De Tocqueville was right that our military members, particularly senior members have earned a significant amount of prestige, social status, and even modest wealth. He was right that they want to do their jobs. But, they want to do them for the right reasons and under the right strategy. Inevitably, armies at peace will be restless and want to do what they have been trained to do. Nothing will change that. But, military professionals who have trained their soldiers and Marines for years can appreciate the value of young lives in a way that civilian society cannot. If there is any force of restraint, it would be from the military commanders who do not want to commit the lives of servicemen and women to a bad strategy because of a public opinion poll. De Tocqueville had a lot of important insights, but we need to reassess some of his conclusions in the twenty-first century, and re-think who in a democracy is truly desirous for war and why.
[i] TOCQUEVILLE, ALEXIS DE. “Tocqueville: Book II Chapter 22.” Tocqueville: Book II Chapter 22. AMERICAN STUDIES PROGRAM, 01 June 1997. Web. 16 Mar. 2017.
[iv] Margolick, David. “Meet the Generals Who Spoke Out Against Donald Rumsfeld’s War.” The Hive. Vanity Fair, 30 Jan. 2015. Web. 16 Mar. 2017.
[v] TOCQUEVILLE, ALEXIS DE. “Tocqueville: Book II Chapter 22.” Tocqueville: Book II Chapter 22. AMERICAN STUDIES PROGRAM, 01 June 1997. Web. 16 Mar. 2017.

▶ **Required action 1**: Transcribe the stretch of the Tocqueville passage from "[i] TOCQUEVILLE, ALEXIS" through "2015. Web. 16 Mar. 2017.".
▶ **Required action 2**: According to the Tocqueville passage, why might military commanders act as a force of restraint on going to war?
▶ **Required action 3**: List everything the Tocqueville passage says military members, particularly senior members, have earned.

▶ **Supplied data**:

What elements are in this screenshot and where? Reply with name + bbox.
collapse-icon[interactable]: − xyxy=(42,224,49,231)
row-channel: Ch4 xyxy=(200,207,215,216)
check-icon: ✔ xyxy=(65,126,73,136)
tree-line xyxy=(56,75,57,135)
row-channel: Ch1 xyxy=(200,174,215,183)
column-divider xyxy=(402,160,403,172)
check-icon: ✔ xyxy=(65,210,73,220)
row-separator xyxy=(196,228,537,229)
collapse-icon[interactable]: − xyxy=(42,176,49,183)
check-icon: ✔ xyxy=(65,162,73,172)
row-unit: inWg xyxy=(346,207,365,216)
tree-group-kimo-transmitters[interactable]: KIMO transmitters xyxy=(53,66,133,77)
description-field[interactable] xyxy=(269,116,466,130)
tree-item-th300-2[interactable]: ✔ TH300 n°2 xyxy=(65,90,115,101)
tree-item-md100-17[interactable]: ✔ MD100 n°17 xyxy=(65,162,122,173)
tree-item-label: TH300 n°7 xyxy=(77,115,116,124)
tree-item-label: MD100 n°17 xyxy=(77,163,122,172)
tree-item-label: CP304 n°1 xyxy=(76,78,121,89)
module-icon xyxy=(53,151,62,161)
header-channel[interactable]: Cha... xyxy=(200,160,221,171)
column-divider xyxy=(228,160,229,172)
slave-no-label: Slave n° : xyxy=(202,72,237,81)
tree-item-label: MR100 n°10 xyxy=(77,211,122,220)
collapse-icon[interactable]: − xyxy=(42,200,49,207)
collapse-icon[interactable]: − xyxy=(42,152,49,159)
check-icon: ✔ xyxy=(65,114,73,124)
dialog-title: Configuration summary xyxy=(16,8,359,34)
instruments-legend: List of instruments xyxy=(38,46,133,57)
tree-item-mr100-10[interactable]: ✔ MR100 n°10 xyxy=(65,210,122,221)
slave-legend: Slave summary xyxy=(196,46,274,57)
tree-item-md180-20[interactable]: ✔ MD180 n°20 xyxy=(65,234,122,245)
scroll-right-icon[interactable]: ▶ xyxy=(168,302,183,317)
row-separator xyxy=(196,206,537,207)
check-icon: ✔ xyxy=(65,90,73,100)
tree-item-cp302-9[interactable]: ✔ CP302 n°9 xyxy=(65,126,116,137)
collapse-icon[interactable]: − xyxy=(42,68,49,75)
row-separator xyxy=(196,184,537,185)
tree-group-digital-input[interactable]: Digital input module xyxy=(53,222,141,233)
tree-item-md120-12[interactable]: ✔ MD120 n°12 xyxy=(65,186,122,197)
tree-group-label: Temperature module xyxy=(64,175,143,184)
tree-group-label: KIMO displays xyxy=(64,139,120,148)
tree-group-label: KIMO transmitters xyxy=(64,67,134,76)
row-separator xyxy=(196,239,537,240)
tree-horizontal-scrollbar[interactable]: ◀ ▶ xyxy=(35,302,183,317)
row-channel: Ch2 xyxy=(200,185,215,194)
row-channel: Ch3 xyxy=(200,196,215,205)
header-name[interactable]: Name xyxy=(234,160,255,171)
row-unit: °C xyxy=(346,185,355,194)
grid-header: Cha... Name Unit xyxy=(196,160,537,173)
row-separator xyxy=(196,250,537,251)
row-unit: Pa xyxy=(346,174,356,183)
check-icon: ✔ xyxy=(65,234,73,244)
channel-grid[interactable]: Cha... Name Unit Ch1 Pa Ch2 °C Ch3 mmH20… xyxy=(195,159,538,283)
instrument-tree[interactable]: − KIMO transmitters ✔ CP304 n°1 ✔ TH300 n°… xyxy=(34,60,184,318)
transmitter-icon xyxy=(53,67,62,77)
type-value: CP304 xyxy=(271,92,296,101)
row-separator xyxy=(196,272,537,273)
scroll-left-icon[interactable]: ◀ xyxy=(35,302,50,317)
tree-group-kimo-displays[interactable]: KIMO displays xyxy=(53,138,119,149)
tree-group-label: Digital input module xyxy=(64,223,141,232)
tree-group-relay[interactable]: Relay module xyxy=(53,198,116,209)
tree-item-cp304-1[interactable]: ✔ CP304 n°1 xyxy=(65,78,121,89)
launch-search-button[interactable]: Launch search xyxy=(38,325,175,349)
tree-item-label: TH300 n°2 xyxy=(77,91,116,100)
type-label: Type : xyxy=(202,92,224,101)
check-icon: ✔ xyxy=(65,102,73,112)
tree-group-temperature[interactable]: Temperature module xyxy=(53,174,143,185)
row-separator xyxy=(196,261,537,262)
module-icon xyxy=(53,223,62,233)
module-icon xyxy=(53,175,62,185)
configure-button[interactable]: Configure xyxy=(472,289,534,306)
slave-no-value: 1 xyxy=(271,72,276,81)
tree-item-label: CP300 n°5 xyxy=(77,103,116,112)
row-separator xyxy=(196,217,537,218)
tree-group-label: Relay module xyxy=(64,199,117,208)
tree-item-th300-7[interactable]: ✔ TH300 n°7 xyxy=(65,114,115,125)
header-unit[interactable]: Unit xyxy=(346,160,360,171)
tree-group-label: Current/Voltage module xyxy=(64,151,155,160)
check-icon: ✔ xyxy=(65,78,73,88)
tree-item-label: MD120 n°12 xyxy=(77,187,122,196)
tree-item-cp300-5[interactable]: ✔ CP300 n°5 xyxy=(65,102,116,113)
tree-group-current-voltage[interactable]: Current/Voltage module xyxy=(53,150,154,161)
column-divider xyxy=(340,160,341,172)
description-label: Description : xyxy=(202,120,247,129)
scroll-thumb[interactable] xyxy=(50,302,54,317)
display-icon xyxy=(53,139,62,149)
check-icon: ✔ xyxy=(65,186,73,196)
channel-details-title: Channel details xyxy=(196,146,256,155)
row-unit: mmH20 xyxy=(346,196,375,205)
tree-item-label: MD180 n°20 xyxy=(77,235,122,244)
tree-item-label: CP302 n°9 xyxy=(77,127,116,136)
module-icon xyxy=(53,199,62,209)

▶ **Task solution 1**:
[i] TOCQUEVILLE, ALEXIS DE. “Tocqueville: Book II Chapter 22.” Tocqueville: Book II Chapter 22. AMERICAN STUDIES PROGRAM, 01 June 1997. Web. 16 Mar. 2017.
[iv] Margolick, David. “Meet the Generals Who Spoke Out Against Donald Rumsfeld’s War.” The Hive. Vanity Fair, 30 Jan. 2015. Web. 16 Mar. 2017.

▶ **Task solution 2**: Having trained soldiers and Marines for years, military professionals appreciate the value of young lives in a way civilian society cannot. Commanders therefore do not want to commit the lives of servicemen and women to a bad strategy because of a public opinion poll.

▶ **Task solution 3**:
- Prestige
- Social status
- Modest wealth